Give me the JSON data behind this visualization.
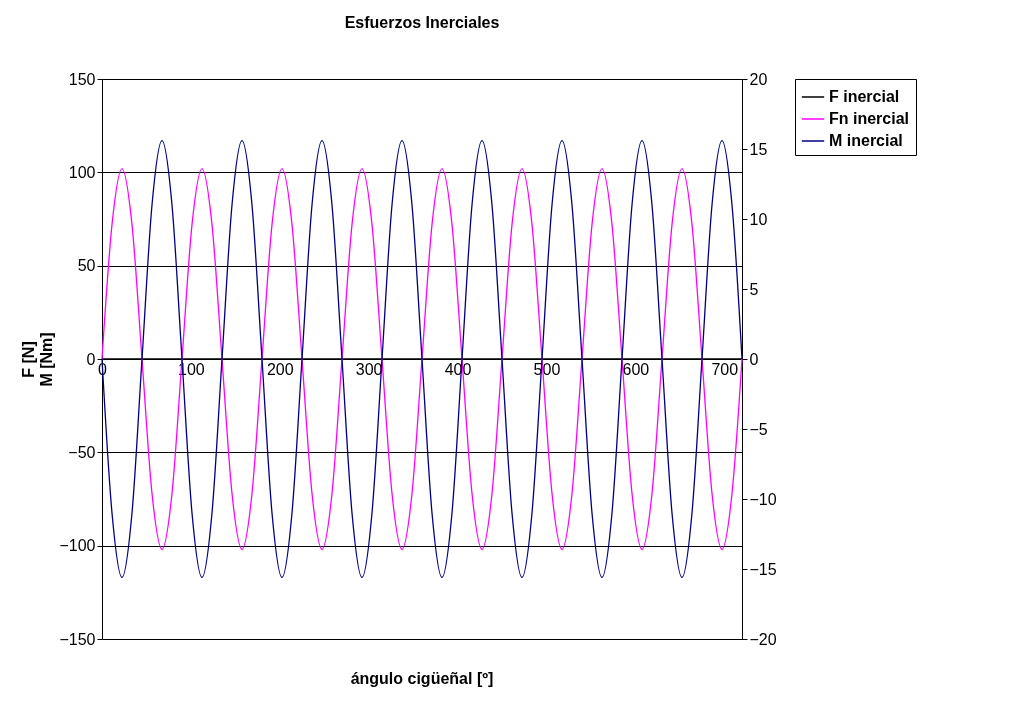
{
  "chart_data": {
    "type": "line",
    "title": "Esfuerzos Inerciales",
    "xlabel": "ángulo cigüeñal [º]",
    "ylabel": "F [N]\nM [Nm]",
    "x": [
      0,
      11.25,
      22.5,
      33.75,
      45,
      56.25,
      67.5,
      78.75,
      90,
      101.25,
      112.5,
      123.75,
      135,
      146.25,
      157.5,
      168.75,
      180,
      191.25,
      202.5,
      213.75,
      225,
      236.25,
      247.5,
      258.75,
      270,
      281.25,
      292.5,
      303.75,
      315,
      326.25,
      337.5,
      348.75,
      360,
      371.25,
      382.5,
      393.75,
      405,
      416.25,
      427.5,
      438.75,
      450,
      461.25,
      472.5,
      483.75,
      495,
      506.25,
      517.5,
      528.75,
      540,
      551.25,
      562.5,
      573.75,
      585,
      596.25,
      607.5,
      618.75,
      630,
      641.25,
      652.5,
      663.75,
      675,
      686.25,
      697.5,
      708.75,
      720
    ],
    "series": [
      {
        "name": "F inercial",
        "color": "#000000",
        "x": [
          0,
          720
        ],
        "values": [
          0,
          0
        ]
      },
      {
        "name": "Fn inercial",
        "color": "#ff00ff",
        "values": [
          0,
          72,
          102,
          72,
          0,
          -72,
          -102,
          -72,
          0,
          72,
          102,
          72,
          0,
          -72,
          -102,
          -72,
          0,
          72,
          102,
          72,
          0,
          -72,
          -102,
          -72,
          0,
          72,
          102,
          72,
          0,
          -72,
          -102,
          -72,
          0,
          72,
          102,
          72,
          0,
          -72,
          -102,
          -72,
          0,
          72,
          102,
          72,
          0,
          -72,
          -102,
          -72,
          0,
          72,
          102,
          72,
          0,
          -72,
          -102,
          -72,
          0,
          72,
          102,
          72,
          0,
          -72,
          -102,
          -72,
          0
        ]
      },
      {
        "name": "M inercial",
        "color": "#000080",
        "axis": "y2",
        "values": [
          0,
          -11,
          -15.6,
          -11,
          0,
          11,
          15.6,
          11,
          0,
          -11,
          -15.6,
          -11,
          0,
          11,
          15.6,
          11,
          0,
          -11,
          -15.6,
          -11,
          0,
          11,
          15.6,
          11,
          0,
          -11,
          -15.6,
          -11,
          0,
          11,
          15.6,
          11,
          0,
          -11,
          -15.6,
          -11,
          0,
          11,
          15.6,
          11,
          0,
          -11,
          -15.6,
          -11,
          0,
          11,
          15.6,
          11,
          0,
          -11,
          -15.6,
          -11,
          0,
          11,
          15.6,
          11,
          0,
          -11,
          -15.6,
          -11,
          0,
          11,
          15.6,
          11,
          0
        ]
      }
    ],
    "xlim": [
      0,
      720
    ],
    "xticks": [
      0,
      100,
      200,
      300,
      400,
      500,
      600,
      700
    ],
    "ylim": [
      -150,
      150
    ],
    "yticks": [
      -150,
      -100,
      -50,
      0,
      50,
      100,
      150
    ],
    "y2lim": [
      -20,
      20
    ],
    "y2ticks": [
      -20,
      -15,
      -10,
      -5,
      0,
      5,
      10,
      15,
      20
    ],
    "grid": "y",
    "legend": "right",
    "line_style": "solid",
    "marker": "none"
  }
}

+---+

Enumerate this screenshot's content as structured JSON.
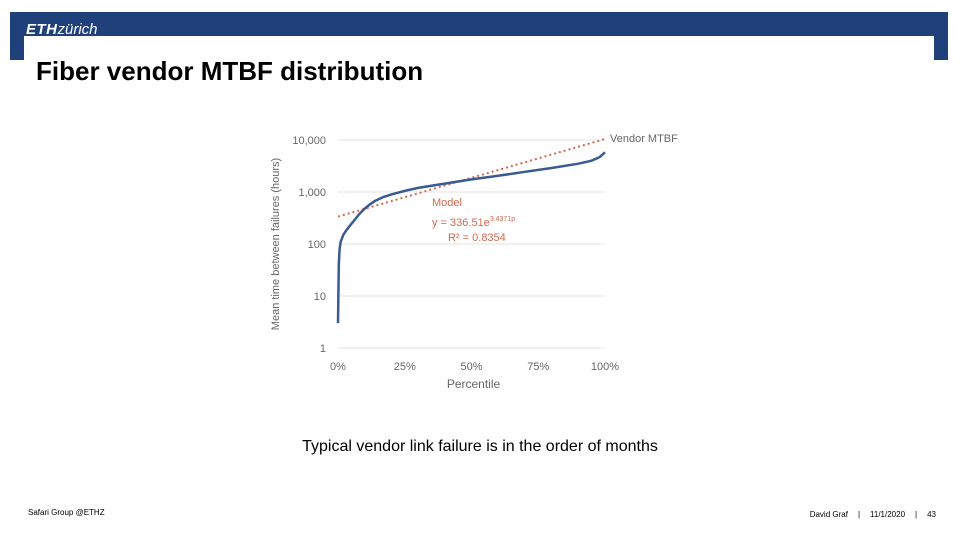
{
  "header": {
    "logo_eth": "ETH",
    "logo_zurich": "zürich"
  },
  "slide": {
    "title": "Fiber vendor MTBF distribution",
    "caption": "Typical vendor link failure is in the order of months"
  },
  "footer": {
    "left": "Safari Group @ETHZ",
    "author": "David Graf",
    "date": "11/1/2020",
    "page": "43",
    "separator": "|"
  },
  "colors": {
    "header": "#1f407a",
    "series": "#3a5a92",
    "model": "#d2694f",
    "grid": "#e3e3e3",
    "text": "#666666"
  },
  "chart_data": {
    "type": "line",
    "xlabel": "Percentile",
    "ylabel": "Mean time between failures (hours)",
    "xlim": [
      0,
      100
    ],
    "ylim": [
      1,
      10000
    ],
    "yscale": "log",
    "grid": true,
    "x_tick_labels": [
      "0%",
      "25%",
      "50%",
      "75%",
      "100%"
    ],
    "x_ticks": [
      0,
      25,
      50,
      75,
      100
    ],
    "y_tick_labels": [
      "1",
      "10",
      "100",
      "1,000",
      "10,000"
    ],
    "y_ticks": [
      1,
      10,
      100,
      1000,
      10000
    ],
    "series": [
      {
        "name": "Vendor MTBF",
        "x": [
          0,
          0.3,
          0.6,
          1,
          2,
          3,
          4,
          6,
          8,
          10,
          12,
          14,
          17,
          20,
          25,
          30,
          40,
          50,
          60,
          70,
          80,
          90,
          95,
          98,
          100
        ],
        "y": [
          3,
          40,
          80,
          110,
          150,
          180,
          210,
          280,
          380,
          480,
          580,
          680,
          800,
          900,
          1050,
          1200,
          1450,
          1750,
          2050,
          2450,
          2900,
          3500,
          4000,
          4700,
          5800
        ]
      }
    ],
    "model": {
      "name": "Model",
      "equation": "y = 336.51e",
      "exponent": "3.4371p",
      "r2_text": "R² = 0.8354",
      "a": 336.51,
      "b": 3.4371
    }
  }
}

+---+

From the records above, pull out each line that has "JSON".

Give me the JSON data behind this visualization.
Enumerate this screenshot's content as structured JSON.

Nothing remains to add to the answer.